## START
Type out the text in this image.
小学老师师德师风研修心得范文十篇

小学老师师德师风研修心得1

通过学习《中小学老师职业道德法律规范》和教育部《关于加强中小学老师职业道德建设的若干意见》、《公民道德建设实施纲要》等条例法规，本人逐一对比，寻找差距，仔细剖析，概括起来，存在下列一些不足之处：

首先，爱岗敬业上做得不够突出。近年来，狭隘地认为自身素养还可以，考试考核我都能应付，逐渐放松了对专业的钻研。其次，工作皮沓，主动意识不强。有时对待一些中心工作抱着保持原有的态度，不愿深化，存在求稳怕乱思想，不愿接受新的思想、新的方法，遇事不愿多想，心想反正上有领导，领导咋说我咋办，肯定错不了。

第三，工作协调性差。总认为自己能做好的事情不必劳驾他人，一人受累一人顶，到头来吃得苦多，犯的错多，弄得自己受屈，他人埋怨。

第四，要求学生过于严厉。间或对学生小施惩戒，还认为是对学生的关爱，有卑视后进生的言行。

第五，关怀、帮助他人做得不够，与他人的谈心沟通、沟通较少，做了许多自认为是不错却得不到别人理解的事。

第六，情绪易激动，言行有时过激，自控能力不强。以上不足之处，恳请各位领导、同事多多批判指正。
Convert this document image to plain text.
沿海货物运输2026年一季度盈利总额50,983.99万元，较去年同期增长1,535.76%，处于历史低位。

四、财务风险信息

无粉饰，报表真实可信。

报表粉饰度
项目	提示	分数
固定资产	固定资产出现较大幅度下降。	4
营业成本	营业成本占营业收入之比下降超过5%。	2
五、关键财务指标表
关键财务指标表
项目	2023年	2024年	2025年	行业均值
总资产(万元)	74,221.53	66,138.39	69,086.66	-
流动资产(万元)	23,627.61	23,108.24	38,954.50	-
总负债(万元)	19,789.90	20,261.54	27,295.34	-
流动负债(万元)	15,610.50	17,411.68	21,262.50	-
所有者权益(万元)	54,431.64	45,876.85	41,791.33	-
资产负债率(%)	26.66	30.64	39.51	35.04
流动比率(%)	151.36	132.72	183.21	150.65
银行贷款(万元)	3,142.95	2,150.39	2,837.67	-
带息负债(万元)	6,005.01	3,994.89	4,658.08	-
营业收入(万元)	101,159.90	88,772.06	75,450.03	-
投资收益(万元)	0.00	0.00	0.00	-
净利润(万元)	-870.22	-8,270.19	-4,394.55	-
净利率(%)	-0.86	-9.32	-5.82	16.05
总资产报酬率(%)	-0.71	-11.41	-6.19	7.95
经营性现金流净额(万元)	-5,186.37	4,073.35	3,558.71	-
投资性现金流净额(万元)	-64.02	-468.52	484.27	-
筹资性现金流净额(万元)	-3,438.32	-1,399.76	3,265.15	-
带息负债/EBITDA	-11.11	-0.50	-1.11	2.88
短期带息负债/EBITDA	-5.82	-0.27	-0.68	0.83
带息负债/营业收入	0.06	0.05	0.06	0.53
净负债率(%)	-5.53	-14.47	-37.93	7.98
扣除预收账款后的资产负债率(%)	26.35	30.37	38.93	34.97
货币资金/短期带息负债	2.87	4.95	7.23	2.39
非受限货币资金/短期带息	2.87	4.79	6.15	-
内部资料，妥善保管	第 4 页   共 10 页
## END
## Short problem
Your task is to repeat every entry exactly.

## Result
Type out the text in this image.
小学老师师德师风研修心得范文十篇

小学老师师德师风研修心得1

通过学习《中小学老师职业道德法律规范》和教育部《关于加强中小学老师职业道德建设的若干意见》、《公民道德建设实施纲要》等条例法规，本人逐一对比，寻找差距，仔细剖析，概括起来，存在下列一些不足之处：

首先，爱岗敬业上做得不够突出。近年来，狭隘地认为自身素养还可以，考试考核我都能应付，逐渐放松了对专业的钻研。其次，工作皮沓，主动意识不强。有时对待一些中心工作抱着保持原有的态度，不愿深化，存在求稳怕乱思想，不愿接受新的思想、新的方法，遇事不愿多想，心想反正上有领导，领导咋说我咋办，肯定错不了。

第三，工作协调性差。总认为自己能做好的事情不必劳驾他人，一人受累一人顶，到头来吃得苦多，犯的错多，弄得自己受屈，他人埋怨。

第四，要求学生过于严厉。间或对学生小施惩戒，还认为是对学生的关爱，有卑视后进生的言行。

第五，关怀、帮助他人做得不够，与他人的谈心沟通、沟通较少，做了许多自认为是不错却得不到别人理解的事。

第六，情绪易激动，言行有时过激，自控能力不强。以上不足之处，恳请各位领导、同事多多批判指正。
Convert this document image to plain text.
沿海货物运输2026年一季度盈利总额50,983.99万元，较去年同期增长1,535.76%，处于历史低位。

四、财务风险信息

无粉饰，报表真实可信。

报表粉饰度
项目	提示	分数
固定资产	固定资产出现较大幅度下降。	4
营业成本	营业成本占营业收入之比下降超过5%。	2
五、关键财务指标表
关键财务指标表
项目	2023年	2024年	2025年	行业均值
总资产(万元)	74,221.53	66,138.39	69,086.66	-
流动资产(万元)	23,627.61	23,108.24	38,954.50	-
总负债(万元)	19,789.90	20,261.54	27,295.34	-
流动负债(万元)	15,610.50	17,411.68	21,262.50	-
所有者权益(万元)	54,431.64	45,876.85	41,791.33	-
资产负债率(%)	26.66	30.64	39.51	35.04
流动比率(%)	151.36	132.72	183.21	150.65
银行贷款(万元)	3,142.95	2,150.39	2,837.67	-
带息负债(万元)	6,005.01	3,994.89	4,658.08	-
营业收入(万元)	101,159.90	88,772.06	75,450.03	-
投资收益(万元)	0.00	0.00	0.00	-
净利润(万元)	-870.22	-8,270.19	-4,394.55	-
净利率(%)	-0.86	-9.32	-5.82	16.05
总资产报酬率(%)	-0.71	-11.41	-6.19	7.95
经营性现金流净额(万元)	-5,186.37	4,073.35	3,558.71	-
投资性现金流净额(万元)	-64.02	-468.52	484.27	-
筹资性现金流净额(万元)	-3,438.32	-1,399.76	3,265.15	-
带息负债/EBITDA	-11.11	-0.50	-1.11	2.88
短期带息负债/EBITDA	-5.82	-0.27	-0.68	0.83
带息负债/营业收入	0.06	0.05	0.06	0.53
净负债率(%)	-5.53	-14.47	-37.93	7.98
扣除预收账款后的资产负债率(%)	26.35	30.37	38.93	34.97
货币资金/短期带息负债	2.87	4.95	7.23	2.39
非受限货币资金/短期带息	2.87	4.79	6.15	-
内部资料，妥善保管	第 4 页   共 10 页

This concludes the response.